PARTS OF THE EXERCISE:
1. List every hardware component, with its reference number, that the grouped convolution passage says the device shown in FIG. 10 includes.
2. Please retype the grouped convolution passage from "Moreover, in this" to "convolution, to be M*G." with no changes.

PROVIDED PASSAGE:
>> Begin

Further, the pre-convolution weight modification unit 130 of this example embodiment executes an input weight matrix insertion process that inserts (M−N/G) columns of zeros to the right of the i×N/G-th column of the input weight matrix for each i from 1 to G. Additionally, the post-convolution weight modification unit 150 executes an output weight matrix insertion process that inserts (M−N/G) rows of zeros below the i×N/G-th row of the output weight matrix for each i from 1 to G.

The grouped convolution processing optimization device 100 of this example embodiment executes at least one of the input weight matrix insertion process or the output weight matrix insertion process. Also, the pre-convolution weight modification unit 130 executes the input weight matrix insertion process when the row insertion process is executed. The post-convolution weight modification unit 150 executes the output weight matrix insertion process when the column insertion process is executed.

Moreover, in this example embodiment, M is the smallest multiple (for example 32) that is greater than a predetermined number (for example 16) N/G. In the grouped convolution, a matrix in which the i-th weight matrices are arranged diagonally from the top-left to the bottom-right in the order of i=1 to G may also be used as the weight matrix.

Additionally, in this example embodiment, the optimal channel number determination unit 120 determines at least one of an input channel number, which is the number of channels in the input data for the grouped convolution subject to constraints, or an output channel number, which is the number of channels in the output data resulting from the grouped convolution, to be M*G.

The grouped convolution weight modification unit 140 executes the row insertion process when the input channel number is determined to be M*G, and executes the column insertion process when the output channel number is determined to be M*G.

Furthermore, in this example embodiment, the optimization candidate structure detection unit 110 evaluates whether the input convolution, the grouped convolution, and the output convolution are each defined in the trained convolutional neural network.

Description of Effects

Some AI chips experience slower execution speeds for grouped convolutions due to constraints imposed on memory addressing. The pre-convolution weight modification unit 130, the grouped convolution weight modification unit 140, and the post-convolution weight modification unit 150 of the grouped convolution processing optimization device 100 in this example embodiment adjust the weight matrices used in the convolutional layers that make up the CNN model.

By adjusting the weight matrices, the grouped convolution processing optimization device 100 converts processes executed by the CNN model into processes suitable for AI chips with such constraints. Although the amount of computation increases when the process is converted for the AI chip, the grouped convolution can be executed faster because it is replaced with a process the AI chip excels at. In other words, the grouped convolution processing optimization device 100 enables the grouped convolution process to be accelerated on AI chips with constraints without changing the processing results.

Hereinafter, a specific example of a hardware configuration of the grouped convolution processing optimization device 100 in this example embodiment will be described. FIG. 10 is an explanatory diagram illustrating a hardware configuration example of the grouped convolution processing optimization device 100 according to this disclosure.

The grouped convolution processing optimization device 100 shown in FIG. 10 includes a CPU 11, a main memory 12, a communication unit 13, and an auxiliary storage 14. It also includes an input unit 15, which allows the user to interact with the system, and an output unit 16, which presents processing results or progress to the user.

>> End

GIVEN DATA:
>> Begin

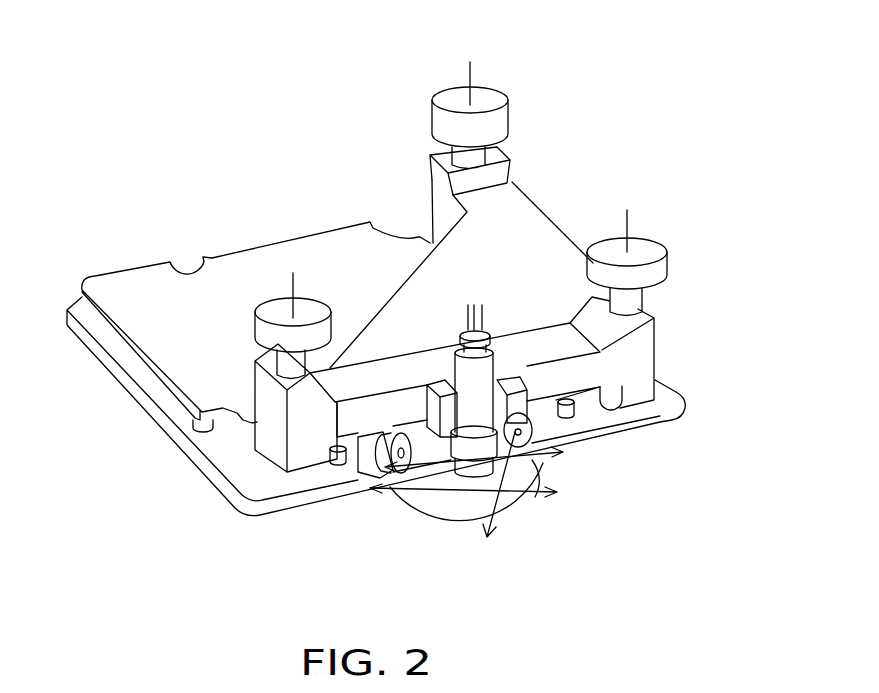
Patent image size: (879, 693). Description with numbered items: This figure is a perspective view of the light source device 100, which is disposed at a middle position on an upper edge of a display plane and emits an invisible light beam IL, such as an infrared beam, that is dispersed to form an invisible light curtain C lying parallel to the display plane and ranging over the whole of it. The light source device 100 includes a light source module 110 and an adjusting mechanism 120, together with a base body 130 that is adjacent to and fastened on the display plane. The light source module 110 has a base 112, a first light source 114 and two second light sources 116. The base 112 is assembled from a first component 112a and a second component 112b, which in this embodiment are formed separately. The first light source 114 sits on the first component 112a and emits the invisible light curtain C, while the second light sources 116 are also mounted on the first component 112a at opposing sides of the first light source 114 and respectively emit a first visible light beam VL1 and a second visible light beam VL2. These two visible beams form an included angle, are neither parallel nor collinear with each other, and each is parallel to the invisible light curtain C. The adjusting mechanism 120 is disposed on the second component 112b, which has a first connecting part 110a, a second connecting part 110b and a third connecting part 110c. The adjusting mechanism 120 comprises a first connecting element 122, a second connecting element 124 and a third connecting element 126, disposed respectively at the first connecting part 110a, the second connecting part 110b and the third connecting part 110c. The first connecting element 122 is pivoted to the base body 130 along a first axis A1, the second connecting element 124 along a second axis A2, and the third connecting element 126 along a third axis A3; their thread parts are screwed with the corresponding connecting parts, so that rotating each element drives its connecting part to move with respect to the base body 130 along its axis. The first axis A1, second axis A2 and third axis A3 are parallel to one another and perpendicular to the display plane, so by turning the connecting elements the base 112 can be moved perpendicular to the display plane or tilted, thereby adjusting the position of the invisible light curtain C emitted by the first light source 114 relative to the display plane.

>> End

PROBLEM SOLUTIONS:
1.
CPU 11
main memory 12
communication unit 13
auxiliary storage 14
input unit 15
output unit 16

2.
Moreover, in this example embodiment, M is the smallest multiple (for example 32) that is greater than a predetermined number (for example 16) N/G. In the grouped convolution, a matrix in which the i-th weight matrices are arranged diagonally from the top-left to the bottom-right in the order of i=1 to G may also be used as the weight matrix.

Additionally, in this example embodiment, the optimal channel number determination unit 120 determines at least one of an input channel number, which is the number of channels in the input data for the grouped convolution subject to constraints, or an output channel number, which is the number of channels in the output data resulting from the grouped convolution, to be M*G.